# [Goal]
Omit the pictures, then reproduce every remaining record exactly.

# [Records supplied]
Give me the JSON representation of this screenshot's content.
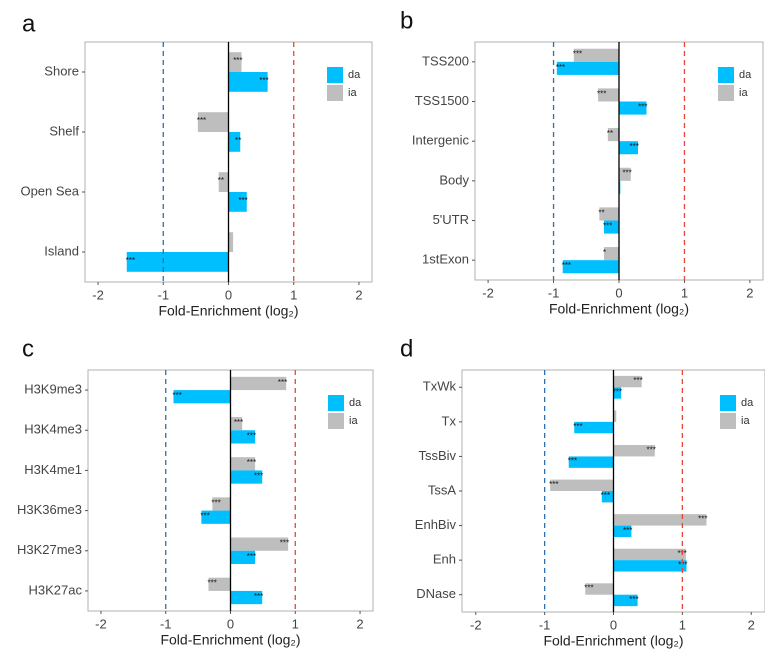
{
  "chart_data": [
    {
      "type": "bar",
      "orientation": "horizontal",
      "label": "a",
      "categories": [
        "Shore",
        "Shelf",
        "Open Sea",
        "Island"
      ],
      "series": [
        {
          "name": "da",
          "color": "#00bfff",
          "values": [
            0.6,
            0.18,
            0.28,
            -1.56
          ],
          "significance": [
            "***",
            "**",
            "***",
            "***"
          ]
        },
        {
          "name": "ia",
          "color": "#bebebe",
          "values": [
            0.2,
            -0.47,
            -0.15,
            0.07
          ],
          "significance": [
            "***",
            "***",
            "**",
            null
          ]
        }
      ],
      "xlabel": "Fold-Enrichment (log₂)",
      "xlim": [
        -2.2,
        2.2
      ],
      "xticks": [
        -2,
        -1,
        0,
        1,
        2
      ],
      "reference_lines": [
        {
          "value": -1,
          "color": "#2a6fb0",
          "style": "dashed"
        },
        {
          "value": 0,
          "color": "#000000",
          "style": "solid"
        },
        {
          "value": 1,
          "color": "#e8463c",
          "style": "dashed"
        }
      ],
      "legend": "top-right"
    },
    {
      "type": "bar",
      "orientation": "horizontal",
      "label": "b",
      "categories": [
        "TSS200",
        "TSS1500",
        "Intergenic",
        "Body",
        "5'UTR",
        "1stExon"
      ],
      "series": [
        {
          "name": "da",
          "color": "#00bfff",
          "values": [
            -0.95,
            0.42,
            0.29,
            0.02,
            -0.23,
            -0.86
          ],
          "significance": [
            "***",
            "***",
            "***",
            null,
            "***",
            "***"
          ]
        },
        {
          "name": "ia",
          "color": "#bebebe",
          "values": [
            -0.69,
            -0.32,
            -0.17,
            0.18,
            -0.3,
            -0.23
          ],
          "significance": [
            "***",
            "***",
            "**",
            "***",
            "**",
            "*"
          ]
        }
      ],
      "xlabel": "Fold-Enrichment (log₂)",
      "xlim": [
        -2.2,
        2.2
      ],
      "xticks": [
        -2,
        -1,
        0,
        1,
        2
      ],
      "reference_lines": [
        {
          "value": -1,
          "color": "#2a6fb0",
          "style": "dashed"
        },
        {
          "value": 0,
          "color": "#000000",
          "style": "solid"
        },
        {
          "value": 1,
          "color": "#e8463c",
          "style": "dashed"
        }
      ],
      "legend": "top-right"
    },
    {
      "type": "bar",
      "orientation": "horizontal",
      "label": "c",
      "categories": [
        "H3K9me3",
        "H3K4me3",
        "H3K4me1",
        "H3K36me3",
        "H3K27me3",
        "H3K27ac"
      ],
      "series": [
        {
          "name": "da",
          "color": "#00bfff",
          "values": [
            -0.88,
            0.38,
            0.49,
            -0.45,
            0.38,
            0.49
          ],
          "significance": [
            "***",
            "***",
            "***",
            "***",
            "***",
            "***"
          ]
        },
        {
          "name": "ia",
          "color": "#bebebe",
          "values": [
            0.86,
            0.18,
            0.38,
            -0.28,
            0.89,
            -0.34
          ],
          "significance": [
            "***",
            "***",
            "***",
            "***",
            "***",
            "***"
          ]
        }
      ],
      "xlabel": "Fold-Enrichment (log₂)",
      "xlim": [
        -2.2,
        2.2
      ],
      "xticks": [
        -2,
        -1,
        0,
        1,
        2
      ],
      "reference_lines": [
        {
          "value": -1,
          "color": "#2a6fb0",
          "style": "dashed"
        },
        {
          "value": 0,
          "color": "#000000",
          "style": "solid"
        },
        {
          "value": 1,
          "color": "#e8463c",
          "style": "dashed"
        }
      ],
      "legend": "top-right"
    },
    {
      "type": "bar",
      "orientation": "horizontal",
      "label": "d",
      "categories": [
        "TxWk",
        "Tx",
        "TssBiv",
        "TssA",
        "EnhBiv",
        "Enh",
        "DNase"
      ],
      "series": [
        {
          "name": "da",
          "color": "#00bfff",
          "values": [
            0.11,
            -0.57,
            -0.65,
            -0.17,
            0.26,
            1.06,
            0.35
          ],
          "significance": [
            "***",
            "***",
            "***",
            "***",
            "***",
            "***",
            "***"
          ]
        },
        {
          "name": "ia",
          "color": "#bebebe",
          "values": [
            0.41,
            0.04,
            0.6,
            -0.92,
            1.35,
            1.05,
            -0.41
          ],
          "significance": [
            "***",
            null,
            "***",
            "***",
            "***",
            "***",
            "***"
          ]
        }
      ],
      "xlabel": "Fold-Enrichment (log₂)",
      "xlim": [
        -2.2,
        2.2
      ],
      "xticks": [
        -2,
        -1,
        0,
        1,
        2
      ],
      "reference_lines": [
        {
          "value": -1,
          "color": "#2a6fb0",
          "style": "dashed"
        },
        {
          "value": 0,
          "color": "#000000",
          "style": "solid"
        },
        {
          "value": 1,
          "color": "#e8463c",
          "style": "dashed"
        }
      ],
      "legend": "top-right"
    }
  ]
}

# [Reply to the task]
Give me the JSON representation of this screenshot's content.
{
  "chart_data": [
    {
      "type": "bar",
      "orientation": "horizontal",
      "label": "a",
      "categories": [
        "Shore",
        "Shelf",
        "Open Sea",
        "Island"
      ],
      "series": [
        {
          "name": "da",
          "color": "#00bfff",
          "values": [
            0.6,
            0.18,
            0.28,
            -1.56
          ],
          "significance": [
            "***",
            "**",
            "***",
            "***"
          ]
        },
        {
          "name": "ia",
          "color": "#bebebe",
          "values": [
            0.2,
            -0.47,
            -0.15,
            0.07
          ],
          "significance": [
            "***",
            "***",
            "**",
            null
          ]
        }
      ],
      "xlabel": "Fold-Enrichment (log₂)",
      "xlim": [
        -2.2,
        2.2
      ],
      "xticks": [
        -2,
        -1,
        0,
        1,
        2
      ],
      "reference_lines": [
        {
          "value": -1,
          "color": "#2a6fb0",
          "style": "dashed"
        },
        {
          "value": 0,
          "color": "#000000",
          "style": "solid"
        },
        {
          "value": 1,
          "color": "#e8463c",
          "style": "dashed"
        }
      ],
      "legend": "top-right"
    },
    {
      "type": "bar",
      "orientation": "horizontal",
      "label": "b",
      "categories": [
        "TSS200",
        "TSS1500",
        "Intergenic",
        "Body",
        "5'UTR",
        "1stExon"
      ],
      "series": [
        {
          "name": "da",
          "color": "#00bfff",
          "values": [
            -0.95,
            0.42,
            0.29,
            0.02,
            -0.23,
            -0.86
          ],
          "significance": [
            "***",
            "***",
            "***",
            null,
            "***",
            "***"
          ]
        },
        {
          "name": "ia",
          "color": "#bebebe",
          "values": [
            -0.69,
            -0.32,
            -0.17,
            0.18,
            -0.3,
            -0.23
          ],
          "significance": [
            "***",
            "***",
            "**",
            "***",
            "**",
            "*"
          ]
        }
      ],
      "xlabel": "Fold-Enrichment (log₂)",
      "xlim": [
        -2.2,
        2.2
      ],
      "xticks": [
        -2,
        -1,
        0,
        1,
        2
      ],
      "reference_lines": [
        {
          "value": -1,
          "color": "#2a6fb0",
          "style": "dashed"
        },
        {
          "value": 0,
          "color": "#000000",
          "style": "solid"
        },
        {
          "value": 1,
          "color": "#e8463c",
          "style": "dashed"
        }
      ],
      "legend": "top-right"
    },
    {
      "type": "bar",
      "orientation": "horizontal",
      "label": "c",
      "categories": [
        "H3K9me3",
        "H3K4me3",
        "H3K4me1",
        "H3K36me3",
        "H3K27me3",
        "H3K27ac"
      ],
      "series": [
        {
          "name": "da",
          "color": "#00bfff",
          "values": [
            -0.88,
            0.38,
            0.49,
            -0.45,
            0.38,
            0.49
          ],
          "significance": [
            "***",
            "***",
            "***",
            "***",
            "***",
            "***"
          ]
        },
        {
          "name": "ia",
          "color": "#bebebe",
          "values": [
            0.86,
            0.18,
            0.38,
            -0.28,
            0.89,
            -0.34
          ],
          "significance": [
            "***",
            "***",
            "***",
            "***",
            "***",
            "***"
          ]
        }
      ],
      "xlabel": "Fold-Enrichment (log₂)",
      "xlim": [
        -2.2,
        2.2
      ],
      "xticks": [
        -2,
        -1,
        0,
        1,
        2
      ],
      "reference_lines": [
        {
          "value": -1,
          "color": "#2a6fb0",
          "style": "dashed"
        },
        {
          "value": 0,
          "color": "#000000",
          "style": "solid"
        },
        {
          "value": 1,
          "color": "#e8463c",
          "style": "dashed"
        }
      ],
      "legend": "top-right"
    },
    {
      "type": "bar",
      "orientation": "horizontal",
      "label": "d",
      "categories": [
        "TxWk",
        "Tx",
        "TssBiv",
        "TssA",
        "EnhBiv",
        "Enh",
        "DNase"
      ],
      "series": [
        {
          "name": "da",
          "color": "#00bfff",
          "values": [
            0.11,
            -0.57,
            -0.65,
            -0.17,
            0.26,
            1.06,
            0.35
          ],
          "significance": [
            "***",
            "***",
            "***",
            "***",
            "***",
            "***",
            "***"
          ]
        },
        {
          "name": "ia",
          "color": "#bebebe",
          "values": [
            0.41,
            0.04,
            0.6,
            -0.92,
            1.35,
            1.05,
            -0.41
          ],
          "significance": [
            "***",
            null,
            "***",
            "***",
            "***",
            "***",
            "***"
          ]
        }
      ],
      "xlabel": "Fold-Enrichment (log₂)",
      "xlim": [
        -2.2,
        2.2
      ],
      "xticks": [
        -2,
        -1,
        0,
        1,
        2
      ],
      "reference_lines": [
        {
          "value": -1,
          "color": "#2a6fb0",
          "style": "dashed"
        },
        {
          "value": 0,
          "color": "#000000",
          "style": "solid"
        },
        {
          "value": 1,
          "color": "#e8463c",
          "style": "dashed"
        }
      ],
      "legend": "top-right"
    }
  ]
}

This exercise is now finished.